▶ _Required work_
Update the lines below by replacing every "x-tick-label" with "year-tick-label", and leave everything else unchanged.

Element location data
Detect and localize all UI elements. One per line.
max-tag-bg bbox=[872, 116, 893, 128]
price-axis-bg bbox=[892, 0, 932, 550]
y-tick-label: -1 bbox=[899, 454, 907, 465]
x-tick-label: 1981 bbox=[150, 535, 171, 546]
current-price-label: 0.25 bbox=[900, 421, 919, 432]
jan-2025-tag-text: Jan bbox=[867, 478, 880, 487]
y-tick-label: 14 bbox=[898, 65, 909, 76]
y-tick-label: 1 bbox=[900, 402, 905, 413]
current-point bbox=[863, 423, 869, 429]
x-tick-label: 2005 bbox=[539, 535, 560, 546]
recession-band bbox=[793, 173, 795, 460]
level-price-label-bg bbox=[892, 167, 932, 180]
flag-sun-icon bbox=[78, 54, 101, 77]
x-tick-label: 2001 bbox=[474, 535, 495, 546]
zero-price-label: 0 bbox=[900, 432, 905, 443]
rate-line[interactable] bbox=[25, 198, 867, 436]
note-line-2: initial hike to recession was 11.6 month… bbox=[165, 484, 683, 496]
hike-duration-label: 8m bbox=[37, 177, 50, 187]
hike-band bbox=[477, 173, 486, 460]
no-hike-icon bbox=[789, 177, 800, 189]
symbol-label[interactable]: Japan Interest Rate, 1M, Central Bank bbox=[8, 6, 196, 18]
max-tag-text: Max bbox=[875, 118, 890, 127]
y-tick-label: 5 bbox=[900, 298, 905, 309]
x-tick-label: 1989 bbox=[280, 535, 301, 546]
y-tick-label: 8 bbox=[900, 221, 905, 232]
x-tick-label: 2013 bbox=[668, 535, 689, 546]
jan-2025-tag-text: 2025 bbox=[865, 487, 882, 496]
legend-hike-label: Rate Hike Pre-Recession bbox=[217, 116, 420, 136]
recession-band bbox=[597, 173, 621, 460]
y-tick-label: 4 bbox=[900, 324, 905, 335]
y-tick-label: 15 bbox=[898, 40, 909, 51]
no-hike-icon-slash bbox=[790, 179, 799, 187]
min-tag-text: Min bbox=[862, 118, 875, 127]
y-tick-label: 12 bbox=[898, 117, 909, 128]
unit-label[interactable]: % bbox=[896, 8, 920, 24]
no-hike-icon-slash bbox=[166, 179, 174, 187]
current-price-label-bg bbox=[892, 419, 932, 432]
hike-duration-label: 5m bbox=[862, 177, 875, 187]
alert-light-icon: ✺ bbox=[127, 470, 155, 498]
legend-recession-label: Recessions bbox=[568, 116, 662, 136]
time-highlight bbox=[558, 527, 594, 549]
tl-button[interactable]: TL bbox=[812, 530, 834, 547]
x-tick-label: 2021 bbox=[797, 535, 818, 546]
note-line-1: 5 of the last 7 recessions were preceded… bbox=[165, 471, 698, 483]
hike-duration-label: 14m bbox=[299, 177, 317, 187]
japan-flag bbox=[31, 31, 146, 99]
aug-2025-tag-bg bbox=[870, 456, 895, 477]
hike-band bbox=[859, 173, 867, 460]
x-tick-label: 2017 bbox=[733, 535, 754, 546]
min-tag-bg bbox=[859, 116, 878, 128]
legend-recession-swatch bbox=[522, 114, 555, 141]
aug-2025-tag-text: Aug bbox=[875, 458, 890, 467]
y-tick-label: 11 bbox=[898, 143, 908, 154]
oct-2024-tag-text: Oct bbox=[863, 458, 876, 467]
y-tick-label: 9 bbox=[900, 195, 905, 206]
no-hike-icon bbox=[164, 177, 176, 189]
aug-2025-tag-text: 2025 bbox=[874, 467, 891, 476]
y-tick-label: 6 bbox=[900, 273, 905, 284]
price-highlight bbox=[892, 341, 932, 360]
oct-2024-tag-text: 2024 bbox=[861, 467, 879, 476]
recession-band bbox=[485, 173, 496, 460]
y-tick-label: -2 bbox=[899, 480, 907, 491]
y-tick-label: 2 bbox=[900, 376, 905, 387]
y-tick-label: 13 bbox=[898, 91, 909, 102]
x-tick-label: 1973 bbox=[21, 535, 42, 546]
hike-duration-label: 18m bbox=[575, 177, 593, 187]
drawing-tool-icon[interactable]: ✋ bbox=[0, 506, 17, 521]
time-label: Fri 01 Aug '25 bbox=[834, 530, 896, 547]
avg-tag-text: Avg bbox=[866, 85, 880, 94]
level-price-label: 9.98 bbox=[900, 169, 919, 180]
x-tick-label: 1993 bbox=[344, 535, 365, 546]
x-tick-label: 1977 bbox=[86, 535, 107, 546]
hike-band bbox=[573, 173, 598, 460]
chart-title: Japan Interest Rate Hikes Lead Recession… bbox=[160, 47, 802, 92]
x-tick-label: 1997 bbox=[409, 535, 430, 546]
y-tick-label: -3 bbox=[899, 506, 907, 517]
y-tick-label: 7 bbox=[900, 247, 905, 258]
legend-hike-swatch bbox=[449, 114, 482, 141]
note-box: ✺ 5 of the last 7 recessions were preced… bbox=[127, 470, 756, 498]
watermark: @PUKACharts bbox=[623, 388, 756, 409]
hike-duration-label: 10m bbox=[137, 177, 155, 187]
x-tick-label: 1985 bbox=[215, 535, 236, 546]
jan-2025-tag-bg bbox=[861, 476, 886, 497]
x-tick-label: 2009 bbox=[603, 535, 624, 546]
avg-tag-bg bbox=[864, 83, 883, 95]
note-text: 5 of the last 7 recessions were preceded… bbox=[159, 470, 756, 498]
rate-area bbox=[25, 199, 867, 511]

▶ _Response to the exercise_
Detect and localize all UI elements. One per line.
max-tag-bg bbox=[872, 116, 893, 128]
price-axis-bg bbox=[892, 0, 932, 550]
y-tick-label: -1 bbox=[899, 454, 907, 465]
year-tick-label: 1981 bbox=[150, 535, 171, 546]
current-price-label: 0.25 bbox=[900, 421, 919, 432]
jan-2025-tag-text: Jan bbox=[867, 478, 880, 487]
y-tick-label: 14 bbox=[898, 65, 909, 76]
y-tick-label: 1 bbox=[900, 402, 905, 413]
current-point bbox=[863, 423, 869, 429]
year-tick-label: 2005 bbox=[539, 535, 560, 546]
recession-band bbox=[793, 173, 795, 460]
level-price-label-bg bbox=[892, 167, 932, 180]
flag-sun-icon bbox=[78, 54, 101, 77]
year-tick-label: 2001 bbox=[474, 535, 495, 546]
zero-price-label: 0 bbox=[900, 432, 905, 443]
rate-line[interactable] bbox=[25, 198, 867, 436]
note-line-2: initial hike to recession was 11.6 month… bbox=[165, 484, 683, 496]
hike-duration-label: 8m bbox=[37, 177, 50, 187]
hike-band bbox=[477, 173, 486, 460]
no-hike-icon bbox=[789, 177, 800, 189]
symbol-label[interactable]: Japan Interest Rate, 1M, Central Bank bbox=[8, 6, 196, 18]
max-tag-text: Max bbox=[875, 118, 890, 127]
y-tick-label: 5 bbox=[900, 298, 905, 309]
year-tick-label: 1989 bbox=[280, 535, 301, 546]
y-tick-label: 8 bbox=[900, 221, 905, 232]
year-tick-label: 2013 bbox=[668, 535, 689, 546]
jan-2025-tag-text: 2025 bbox=[865, 487, 882, 496]
legend-hike-label: Rate Hike Pre-Recession bbox=[217, 116, 420, 136]
recession-band bbox=[597, 173, 621, 460]
y-tick-label: 4 bbox=[900, 324, 905, 335]
y-tick-label: 15 bbox=[898, 40, 909, 51]
no-hike-icon-slash bbox=[790, 179, 799, 187]
min-tag-text: Min bbox=[862, 118, 875, 127]
y-tick-label: 12 bbox=[898, 117, 909, 128]
unit-label[interactable]: % bbox=[896, 8, 920, 24]
no-hike-icon-slash bbox=[166, 179, 174, 187]
current-price-label-bg bbox=[892, 419, 932, 432]
hike-duration-label: 5m bbox=[862, 177, 875, 187]
alert-light-icon: ✺ bbox=[127, 470, 155, 498]
legend-recession-label: Recessions bbox=[568, 116, 662, 136]
time-highlight bbox=[558, 527, 594, 549]
tl-button[interactable]: TL bbox=[812, 530, 834, 547]
year-tick-label: 2021 bbox=[797, 535, 818, 546]
note-line-1: 5 of the last 7 recessions were preceded… bbox=[165, 471, 698, 483]
hike-duration-label: 14m bbox=[299, 177, 317, 187]
japan-flag bbox=[31, 31, 146, 99]
aug-2025-tag-bg bbox=[870, 456, 895, 477]
hike-band bbox=[859, 173, 867, 460]
year-tick-label: 2017 bbox=[733, 535, 754, 546]
min-tag-bg bbox=[859, 116, 878, 128]
legend-recession-swatch bbox=[522, 114, 555, 141]
aug-2025-tag-text: Aug bbox=[875, 458, 890, 467]
y-tick-label: 11 bbox=[898, 143, 908, 154]
oct-2024-tag-text: Oct bbox=[863, 458, 876, 467]
y-tick-label: 9 bbox=[900, 195, 905, 206]
no-hike-icon bbox=[164, 177, 176, 189]
aug-2025-tag-text: 2025 bbox=[874, 467, 891, 476]
y-tick-label: 6 bbox=[900, 273, 905, 284]
price-highlight bbox=[892, 341, 932, 360]
oct-2024-tag-text: 2024 bbox=[861, 467, 879, 476]
recession-band bbox=[485, 173, 496, 460]
y-tick-label: -2 bbox=[899, 480, 907, 491]
y-tick-label: 2 bbox=[900, 376, 905, 387]
y-tick-label: 13 bbox=[898, 91, 909, 102]
year-tick-label: 1973 bbox=[21, 535, 42, 546]
hike-duration-label: 18m bbox=[575, 177, 593, 187]
drawing-tool-icon[interactable]: ✋ bbox=[0, 506, 17, 521]
time-label: Fri 01 Aug '25 bbox=[834, 530, 896, 547]
avg-tag-text: Avg bbox=[866, 85, 880, 94]
level-price-label: 9.98 bbox=[900, 169, 919, 180]
year-tick-label: 1993 bbox=[344, 535, 365, 546]
year-tick-label: 1977 bbox=[86, 535, 107, 546]
hike-band bbox=[573, 173, 598, 460]
chart-title: Japan Interest Rate Hikes Lead Recession… bbox=[160, 47, 802, 92]
year-tick-label: 1997 bbox=[409, 535, 430, 546]
y-tick-label: -3 bbox=[899, 506, 907, 517]
y-tick-label: 7 bbox=[900, 247, 905, 258]
legend-hike-swatch bbox=[449, 114, 482, 141]
note-box: ✺ 5 of the last 7 recessions were preced… bbox=[127, 470, 756, 498]
watermark: @PUKACharts bbox=[623, 388, 756, 409]
hike-duration-label: 10m bbox=[137, 177, 155, 187]
year-tick-label: 1985 bbox=[215, 535, 236, 546]
jan-2025-tag-bg bbox=[861, 476, 886, 497]
year-tick-label: 2009 bbox=[603, 535, 624, 546]
avg-tag-bg bbox=[864, 83, 883, 95]
note-text: 5 of the last 7 recessions were preceded… bbox=[159, 470, 756, 498]
rate-area bbox=[25, 199, 867, 511]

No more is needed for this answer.